WHAT IS REQUIRED |
Would you please return every line from the listing that contains the word "Scotland"?

[Start of section]

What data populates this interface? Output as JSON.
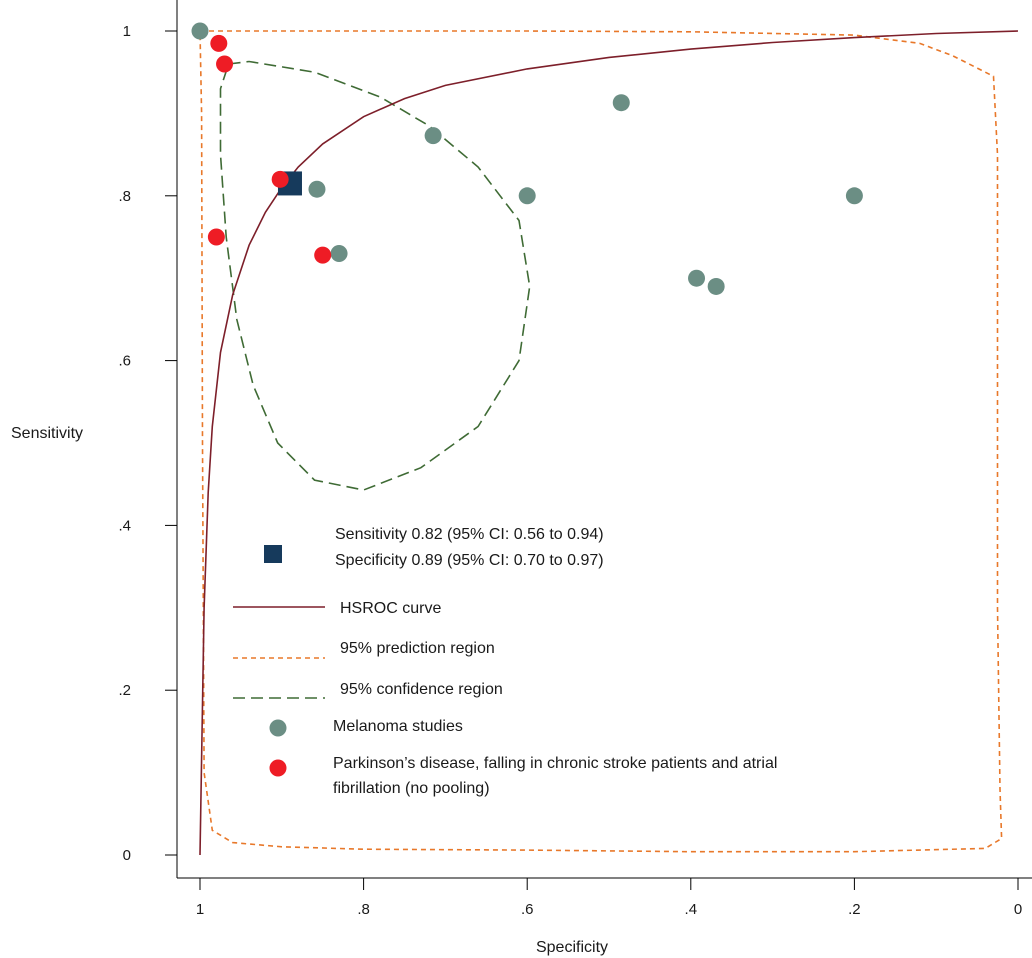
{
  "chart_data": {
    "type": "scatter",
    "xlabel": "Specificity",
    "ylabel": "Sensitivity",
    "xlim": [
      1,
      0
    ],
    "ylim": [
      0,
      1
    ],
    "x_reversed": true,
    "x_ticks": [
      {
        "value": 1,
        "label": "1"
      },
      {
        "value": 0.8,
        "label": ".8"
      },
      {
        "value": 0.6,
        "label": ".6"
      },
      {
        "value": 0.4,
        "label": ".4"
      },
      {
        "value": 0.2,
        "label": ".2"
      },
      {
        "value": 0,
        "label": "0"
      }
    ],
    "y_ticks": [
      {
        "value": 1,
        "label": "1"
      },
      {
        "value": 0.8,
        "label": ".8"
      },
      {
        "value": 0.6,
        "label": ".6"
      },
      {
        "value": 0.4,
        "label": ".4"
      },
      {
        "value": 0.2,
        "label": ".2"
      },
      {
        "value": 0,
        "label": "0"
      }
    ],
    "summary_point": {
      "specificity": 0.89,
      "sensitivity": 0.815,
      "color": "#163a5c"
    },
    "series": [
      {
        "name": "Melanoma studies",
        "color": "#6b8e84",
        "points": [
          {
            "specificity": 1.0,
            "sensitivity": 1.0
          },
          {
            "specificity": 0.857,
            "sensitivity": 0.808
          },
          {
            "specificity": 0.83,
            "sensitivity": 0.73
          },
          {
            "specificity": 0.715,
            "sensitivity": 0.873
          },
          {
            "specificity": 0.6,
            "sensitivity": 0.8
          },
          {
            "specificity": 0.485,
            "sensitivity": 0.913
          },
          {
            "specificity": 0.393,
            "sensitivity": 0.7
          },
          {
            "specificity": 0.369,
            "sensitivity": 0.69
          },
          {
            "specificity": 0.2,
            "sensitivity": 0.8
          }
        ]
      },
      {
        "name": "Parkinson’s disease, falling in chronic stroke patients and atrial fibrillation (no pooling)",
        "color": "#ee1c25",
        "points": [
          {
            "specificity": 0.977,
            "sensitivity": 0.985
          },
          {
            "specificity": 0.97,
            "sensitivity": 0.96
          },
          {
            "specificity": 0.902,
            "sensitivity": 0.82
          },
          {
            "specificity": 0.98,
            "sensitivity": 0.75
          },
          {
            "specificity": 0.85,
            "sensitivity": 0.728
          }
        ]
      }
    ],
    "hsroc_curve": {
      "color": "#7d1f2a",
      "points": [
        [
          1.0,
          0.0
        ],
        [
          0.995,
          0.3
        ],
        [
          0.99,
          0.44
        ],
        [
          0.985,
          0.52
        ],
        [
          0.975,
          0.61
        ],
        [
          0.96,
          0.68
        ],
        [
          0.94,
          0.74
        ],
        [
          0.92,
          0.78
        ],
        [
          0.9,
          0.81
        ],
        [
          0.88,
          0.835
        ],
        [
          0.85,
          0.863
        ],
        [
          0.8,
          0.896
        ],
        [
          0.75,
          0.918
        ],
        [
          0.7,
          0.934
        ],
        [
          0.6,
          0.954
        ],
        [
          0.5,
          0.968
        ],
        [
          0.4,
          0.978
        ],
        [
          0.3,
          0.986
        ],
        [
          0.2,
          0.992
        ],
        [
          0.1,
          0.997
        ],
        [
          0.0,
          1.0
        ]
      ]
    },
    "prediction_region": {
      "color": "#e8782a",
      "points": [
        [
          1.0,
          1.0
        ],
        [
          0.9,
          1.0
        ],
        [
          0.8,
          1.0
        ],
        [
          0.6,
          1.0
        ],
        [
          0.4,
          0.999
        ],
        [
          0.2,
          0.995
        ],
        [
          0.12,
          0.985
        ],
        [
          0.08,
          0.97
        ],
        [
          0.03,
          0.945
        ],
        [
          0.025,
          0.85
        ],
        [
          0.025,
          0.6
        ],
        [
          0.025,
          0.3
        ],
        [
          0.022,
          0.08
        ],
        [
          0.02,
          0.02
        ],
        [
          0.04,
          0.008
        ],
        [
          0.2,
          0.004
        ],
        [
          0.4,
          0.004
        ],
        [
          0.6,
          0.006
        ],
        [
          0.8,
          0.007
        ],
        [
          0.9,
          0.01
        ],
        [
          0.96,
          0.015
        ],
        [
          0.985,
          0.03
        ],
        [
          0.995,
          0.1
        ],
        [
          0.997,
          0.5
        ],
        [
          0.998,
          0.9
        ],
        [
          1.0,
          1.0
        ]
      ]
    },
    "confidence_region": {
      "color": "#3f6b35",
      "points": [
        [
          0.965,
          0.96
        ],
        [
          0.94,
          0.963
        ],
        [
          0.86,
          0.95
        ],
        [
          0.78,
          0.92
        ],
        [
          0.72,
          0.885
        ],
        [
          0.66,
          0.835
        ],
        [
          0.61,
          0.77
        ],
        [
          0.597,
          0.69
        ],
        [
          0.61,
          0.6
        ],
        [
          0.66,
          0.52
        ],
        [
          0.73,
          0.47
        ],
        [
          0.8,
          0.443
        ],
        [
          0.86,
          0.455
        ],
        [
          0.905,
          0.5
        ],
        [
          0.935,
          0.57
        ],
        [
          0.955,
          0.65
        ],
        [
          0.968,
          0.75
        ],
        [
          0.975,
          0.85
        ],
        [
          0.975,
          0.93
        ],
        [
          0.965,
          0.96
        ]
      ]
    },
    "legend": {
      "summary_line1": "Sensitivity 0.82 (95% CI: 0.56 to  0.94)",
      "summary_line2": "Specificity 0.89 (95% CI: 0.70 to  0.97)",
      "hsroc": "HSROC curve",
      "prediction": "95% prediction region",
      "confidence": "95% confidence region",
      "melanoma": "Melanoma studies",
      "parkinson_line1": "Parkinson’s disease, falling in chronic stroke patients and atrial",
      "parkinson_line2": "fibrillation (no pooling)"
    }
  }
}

[End of section]
[Start of section]

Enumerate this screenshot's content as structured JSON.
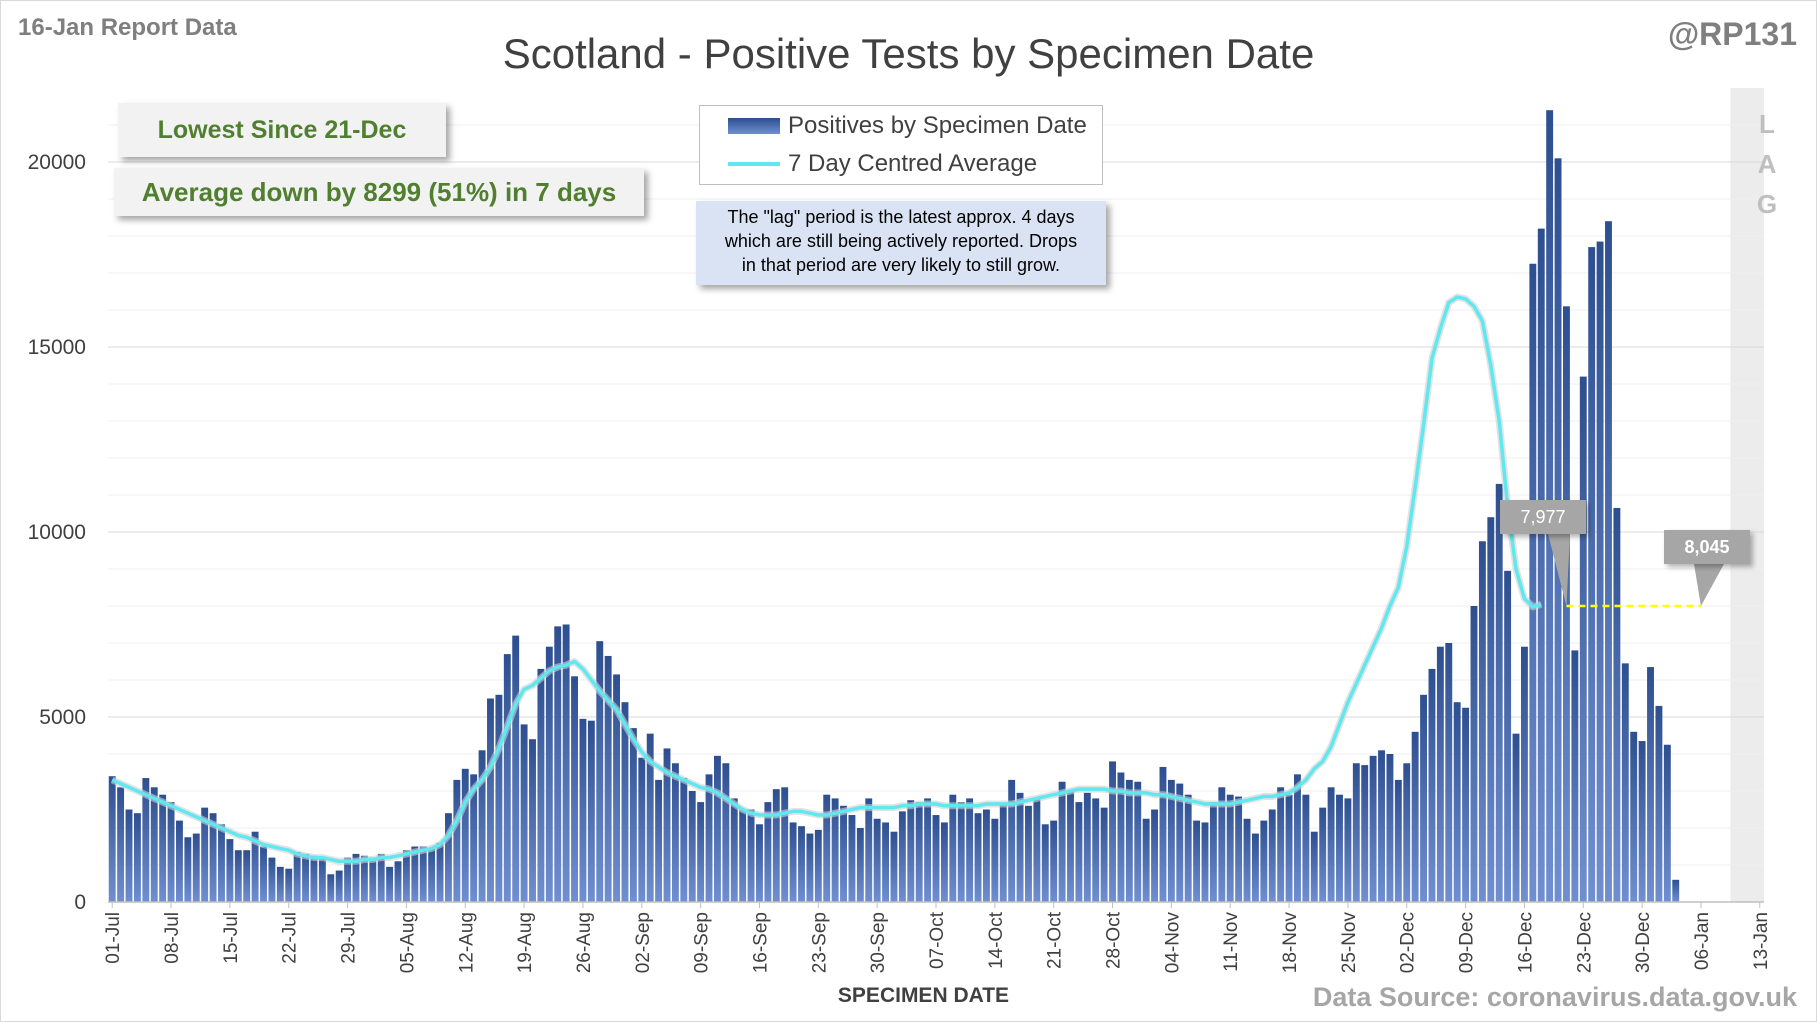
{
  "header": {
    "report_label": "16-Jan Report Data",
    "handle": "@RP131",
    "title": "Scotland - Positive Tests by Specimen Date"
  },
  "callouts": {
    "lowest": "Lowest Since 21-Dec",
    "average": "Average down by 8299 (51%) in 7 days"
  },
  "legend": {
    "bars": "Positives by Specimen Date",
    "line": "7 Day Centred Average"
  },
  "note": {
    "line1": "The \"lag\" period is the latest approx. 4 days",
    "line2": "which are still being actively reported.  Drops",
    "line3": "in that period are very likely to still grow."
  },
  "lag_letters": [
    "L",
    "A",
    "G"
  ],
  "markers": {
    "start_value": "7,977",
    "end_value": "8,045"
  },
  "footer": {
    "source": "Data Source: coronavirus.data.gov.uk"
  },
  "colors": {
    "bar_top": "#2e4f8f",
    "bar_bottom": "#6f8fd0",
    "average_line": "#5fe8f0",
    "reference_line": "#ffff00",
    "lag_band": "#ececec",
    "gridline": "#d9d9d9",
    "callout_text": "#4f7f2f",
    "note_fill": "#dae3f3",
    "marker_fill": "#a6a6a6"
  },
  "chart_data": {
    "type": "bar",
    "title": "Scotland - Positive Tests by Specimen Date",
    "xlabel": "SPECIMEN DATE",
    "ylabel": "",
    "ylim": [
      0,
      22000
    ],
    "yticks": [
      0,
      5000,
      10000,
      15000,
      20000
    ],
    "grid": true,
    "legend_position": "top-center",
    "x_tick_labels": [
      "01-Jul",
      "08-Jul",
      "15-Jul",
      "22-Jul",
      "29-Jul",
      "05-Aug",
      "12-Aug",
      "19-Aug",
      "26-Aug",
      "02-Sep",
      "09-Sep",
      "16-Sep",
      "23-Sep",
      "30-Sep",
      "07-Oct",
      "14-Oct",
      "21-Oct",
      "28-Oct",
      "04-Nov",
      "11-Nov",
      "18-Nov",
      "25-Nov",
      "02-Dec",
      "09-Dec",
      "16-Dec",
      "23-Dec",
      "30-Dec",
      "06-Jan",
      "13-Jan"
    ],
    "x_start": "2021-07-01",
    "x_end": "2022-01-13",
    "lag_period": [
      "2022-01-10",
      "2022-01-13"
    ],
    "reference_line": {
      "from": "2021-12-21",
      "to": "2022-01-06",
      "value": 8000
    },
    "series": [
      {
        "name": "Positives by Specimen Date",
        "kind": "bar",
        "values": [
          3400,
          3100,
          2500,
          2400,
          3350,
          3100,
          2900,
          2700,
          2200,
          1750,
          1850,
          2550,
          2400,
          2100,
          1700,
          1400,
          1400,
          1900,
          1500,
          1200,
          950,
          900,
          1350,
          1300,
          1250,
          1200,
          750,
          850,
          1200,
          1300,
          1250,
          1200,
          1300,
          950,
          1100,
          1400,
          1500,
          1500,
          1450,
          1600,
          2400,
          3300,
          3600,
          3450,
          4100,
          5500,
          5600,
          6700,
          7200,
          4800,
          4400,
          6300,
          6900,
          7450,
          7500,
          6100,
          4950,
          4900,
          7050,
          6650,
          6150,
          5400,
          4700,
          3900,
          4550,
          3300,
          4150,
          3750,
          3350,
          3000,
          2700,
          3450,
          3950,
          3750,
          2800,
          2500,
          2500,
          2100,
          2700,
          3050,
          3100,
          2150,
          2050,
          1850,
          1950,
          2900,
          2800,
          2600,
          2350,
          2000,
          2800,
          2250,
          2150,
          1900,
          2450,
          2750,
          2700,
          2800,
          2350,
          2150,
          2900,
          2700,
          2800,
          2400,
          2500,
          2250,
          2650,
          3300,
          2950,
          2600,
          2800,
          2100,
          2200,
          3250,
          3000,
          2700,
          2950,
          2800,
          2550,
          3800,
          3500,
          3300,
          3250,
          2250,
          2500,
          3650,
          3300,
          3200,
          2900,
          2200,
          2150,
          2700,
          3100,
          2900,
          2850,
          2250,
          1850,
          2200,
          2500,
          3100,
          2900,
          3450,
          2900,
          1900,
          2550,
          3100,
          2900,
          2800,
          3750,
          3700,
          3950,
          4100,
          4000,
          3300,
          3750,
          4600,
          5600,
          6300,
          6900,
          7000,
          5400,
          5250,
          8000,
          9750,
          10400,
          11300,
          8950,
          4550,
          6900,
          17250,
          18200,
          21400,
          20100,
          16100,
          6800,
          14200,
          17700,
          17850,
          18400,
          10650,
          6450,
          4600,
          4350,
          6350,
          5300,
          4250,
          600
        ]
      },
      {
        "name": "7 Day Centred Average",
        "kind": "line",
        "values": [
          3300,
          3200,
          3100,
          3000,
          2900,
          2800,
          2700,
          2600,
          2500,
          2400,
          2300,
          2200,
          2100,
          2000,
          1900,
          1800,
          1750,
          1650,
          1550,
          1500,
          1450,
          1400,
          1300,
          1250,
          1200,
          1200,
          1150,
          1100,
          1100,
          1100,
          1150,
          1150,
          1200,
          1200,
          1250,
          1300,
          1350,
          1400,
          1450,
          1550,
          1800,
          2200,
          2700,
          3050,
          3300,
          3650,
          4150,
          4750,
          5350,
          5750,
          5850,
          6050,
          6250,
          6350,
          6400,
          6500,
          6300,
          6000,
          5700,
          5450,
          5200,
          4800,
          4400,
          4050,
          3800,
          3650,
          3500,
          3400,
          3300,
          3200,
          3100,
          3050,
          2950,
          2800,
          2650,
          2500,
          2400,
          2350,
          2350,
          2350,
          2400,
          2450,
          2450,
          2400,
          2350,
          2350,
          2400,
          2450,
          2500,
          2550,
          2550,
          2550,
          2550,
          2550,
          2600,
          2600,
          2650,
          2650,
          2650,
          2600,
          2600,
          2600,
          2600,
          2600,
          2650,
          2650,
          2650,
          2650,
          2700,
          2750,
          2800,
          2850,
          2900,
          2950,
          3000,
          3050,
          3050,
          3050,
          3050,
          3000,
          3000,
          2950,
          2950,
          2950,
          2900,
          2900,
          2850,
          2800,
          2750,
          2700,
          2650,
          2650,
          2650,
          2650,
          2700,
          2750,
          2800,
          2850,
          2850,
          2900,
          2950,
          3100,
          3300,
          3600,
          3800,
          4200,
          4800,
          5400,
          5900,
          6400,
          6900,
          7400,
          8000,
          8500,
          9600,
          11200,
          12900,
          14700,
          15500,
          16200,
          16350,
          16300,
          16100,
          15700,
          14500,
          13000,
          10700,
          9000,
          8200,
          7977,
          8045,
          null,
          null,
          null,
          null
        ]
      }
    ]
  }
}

[End of section]

TASK SOLUTION |
    "title": "Scotland - Positive Tests by Specimen Date"
    "title": "Scotland - Positive Tests by Specimen Date",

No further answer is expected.